Exercise aim ▸ Please copy the entries below word for word, leaving out any image.
--------------------------------------------------
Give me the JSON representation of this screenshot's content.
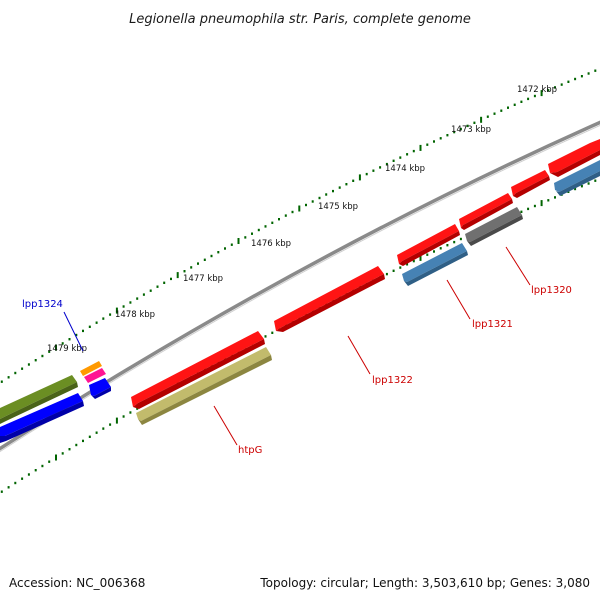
{
  "title": "Legionella pneumophila str. Paris, complete genome",
  "footer": {
    "accession": "Accession: NC_006368",
    "topology": "Topology: circular; Length: 3,503,610 bp; Genes: 3,080"
  },
  "ticks": [
    {
      "label": "1472 kbp",
      "kbp": 1472
    },
    {
      "label": "1473 kbp",
      "kbp": 1473
    },
    {
      "label": "1474 kbp",
      "kbp": 1474
    },
    {
      "label": "1475 kbp",
      "kbp": 1475
    },
    {
      "label": "1476 kbp",
      "kbp": 1476
    },
    {
      "label": "1477 kbp",
      "kbp": 1477
    },
    {
      "label": "1478 kbp",
      "kbp": 1478
    },
    {
      "label": "1479 kbp",
      "kbp": 1479
    }
  ],
  "gene_labels": [
    {
      "name": "lpp1324",
      "color": "#0000cc"
    },
    {
      "name": "lpp1322",
      "color": "#cc0000"
    },
    {
      "name": "lpp1321",
      "color": "#cc0000"
    },
    {
      "name": "lpp1320",
      "color": "#cc0000"
    },
    {
      "name": "htpG",
      "color": "#cc0000"
    }
  ],
  "colors": {
    "backbone": "#888888",
    "cds": "#ff0000",
    "olive": "#6b8e23",
    "blue": "#0000ff",
    "steelblue": "#4682b4",
    "gray": "#707070",
    "khaki": "#bdb76b",
    "orange": "#ff9900",
    "magenta": "#ff00aa",
    "tick": "#006400"
  }
}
--------------------------------------------------
Task result ▸
Give me the JSON representation of this screenshot's content.
{
  "title": "Legionella pneumophila str. Paris, complete genome",
  "footer": {
    "accession": "Accession: NC_006368",
    "topology": "Topology: circular; Length: 3,503,610 bp; Genes: 3,080"
  },
  "ticks": [
    {
      "label": "1472 kbp",
      "kbp": 1472
    },
    {
      "label": "1473 kbp",
      "kbp": 1473
    },
    {
      "label": "1474 kbp",
      "kbp": 1474
    },
    {
      "label": "1475 kbp",
      "kbp": 1475
    },
    {
      "label": "1476 kbp",
      "kbp": 1476
    },
    {
      "label": "1477 kbp",
      "kbp": 1477
    },
    {
      "label": "1478 kbp",
      "kbp": 1478
    },
    {
      "label": "1479 kbp",
      "kbp": 1479
    }
  ],
  "gene_labels": [
    {
      "name": "lpp1324",
      "color": "#0000cc"
    },
    {
      "name": "lpp1322",
      "color": "#cc0000"
    },
    {
      "name": "lpp1321",
      "color": "#cc0000"
    },
    {
      "name": "lpp1320",
      "color": "#cc0000"
    },
    {
      "name": "htpG",
      "color": "#cc0000"
    }
  ],
  "colors": {
    "backbone": "#888888",
    "cds": "#ff0000",
    "olive": "#6b8e23",
    "blue": "#0000ff",
    "steelblue": "#4682b4",
    "gray": "#707070",
    "khaki": "#bdb76b",
    "orange": "#ff9900",
    "magenta": "#ff00aa",
    "tick": "#006400"
  }
}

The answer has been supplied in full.